§ **Task description**
Count lines with the string "между" in them. State the number alone.
▽
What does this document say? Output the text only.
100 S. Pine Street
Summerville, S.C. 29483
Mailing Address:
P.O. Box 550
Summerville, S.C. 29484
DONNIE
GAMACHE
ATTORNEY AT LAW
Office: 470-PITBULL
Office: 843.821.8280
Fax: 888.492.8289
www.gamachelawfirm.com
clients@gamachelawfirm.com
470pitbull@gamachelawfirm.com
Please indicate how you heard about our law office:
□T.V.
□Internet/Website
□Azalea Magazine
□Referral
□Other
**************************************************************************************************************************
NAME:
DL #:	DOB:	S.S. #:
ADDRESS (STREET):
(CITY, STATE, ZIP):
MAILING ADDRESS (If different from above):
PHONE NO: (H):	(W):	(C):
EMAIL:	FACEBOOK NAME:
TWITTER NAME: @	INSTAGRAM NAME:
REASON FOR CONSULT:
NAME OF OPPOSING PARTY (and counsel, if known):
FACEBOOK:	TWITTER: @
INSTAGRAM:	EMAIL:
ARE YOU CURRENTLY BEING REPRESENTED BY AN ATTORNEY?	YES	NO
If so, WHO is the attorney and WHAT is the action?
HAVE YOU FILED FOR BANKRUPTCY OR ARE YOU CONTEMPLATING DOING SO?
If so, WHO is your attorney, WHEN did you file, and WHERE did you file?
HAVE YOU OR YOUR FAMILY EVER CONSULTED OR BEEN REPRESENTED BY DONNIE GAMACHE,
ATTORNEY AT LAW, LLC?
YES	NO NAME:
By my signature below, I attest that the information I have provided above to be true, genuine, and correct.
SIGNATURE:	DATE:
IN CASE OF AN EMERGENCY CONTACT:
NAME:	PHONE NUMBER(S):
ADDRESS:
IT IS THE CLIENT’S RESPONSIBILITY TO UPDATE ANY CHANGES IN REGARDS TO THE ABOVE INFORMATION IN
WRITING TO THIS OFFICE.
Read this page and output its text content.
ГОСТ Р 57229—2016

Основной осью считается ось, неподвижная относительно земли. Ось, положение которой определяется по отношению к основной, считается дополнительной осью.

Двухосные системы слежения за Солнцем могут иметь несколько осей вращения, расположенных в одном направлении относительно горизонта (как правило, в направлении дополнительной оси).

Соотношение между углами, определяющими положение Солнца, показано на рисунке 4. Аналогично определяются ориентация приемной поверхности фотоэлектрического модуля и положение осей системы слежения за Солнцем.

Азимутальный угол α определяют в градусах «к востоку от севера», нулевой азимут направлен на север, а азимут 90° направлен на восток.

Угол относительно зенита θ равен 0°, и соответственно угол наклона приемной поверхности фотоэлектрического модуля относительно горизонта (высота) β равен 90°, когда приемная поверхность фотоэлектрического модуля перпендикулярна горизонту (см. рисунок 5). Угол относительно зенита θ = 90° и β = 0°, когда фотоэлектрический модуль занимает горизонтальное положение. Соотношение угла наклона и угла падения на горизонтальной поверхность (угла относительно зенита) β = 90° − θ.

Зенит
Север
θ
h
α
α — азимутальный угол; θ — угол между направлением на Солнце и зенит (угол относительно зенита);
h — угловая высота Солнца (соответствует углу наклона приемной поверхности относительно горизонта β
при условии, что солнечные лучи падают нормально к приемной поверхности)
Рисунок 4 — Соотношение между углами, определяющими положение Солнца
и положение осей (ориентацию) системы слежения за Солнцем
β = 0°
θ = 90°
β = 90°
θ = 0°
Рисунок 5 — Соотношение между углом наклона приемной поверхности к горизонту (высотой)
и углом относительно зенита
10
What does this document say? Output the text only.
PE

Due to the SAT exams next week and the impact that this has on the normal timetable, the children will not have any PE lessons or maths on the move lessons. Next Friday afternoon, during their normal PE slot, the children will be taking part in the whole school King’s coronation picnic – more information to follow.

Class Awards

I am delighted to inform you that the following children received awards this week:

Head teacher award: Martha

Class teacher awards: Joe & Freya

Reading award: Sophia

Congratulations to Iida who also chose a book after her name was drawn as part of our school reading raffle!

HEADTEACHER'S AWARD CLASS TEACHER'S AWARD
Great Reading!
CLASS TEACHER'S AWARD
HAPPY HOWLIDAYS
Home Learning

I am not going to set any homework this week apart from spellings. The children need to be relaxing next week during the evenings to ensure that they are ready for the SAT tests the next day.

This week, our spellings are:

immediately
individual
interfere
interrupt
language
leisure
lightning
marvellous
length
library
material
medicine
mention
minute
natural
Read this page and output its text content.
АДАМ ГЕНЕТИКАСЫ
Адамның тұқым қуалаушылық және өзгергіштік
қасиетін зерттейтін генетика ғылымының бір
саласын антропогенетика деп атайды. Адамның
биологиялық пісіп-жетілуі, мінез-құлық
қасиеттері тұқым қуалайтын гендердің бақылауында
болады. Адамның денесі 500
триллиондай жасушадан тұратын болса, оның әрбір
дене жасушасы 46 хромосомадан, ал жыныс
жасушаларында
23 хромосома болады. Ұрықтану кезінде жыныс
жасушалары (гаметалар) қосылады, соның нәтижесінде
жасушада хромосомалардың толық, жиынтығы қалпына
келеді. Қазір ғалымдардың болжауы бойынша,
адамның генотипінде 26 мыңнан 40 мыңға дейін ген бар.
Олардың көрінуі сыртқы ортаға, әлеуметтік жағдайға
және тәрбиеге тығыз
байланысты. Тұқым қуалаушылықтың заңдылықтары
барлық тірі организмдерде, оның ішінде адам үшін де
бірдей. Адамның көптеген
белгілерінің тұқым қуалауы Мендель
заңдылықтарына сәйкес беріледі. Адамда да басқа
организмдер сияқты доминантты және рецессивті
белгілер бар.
△
§ **Full solution**
4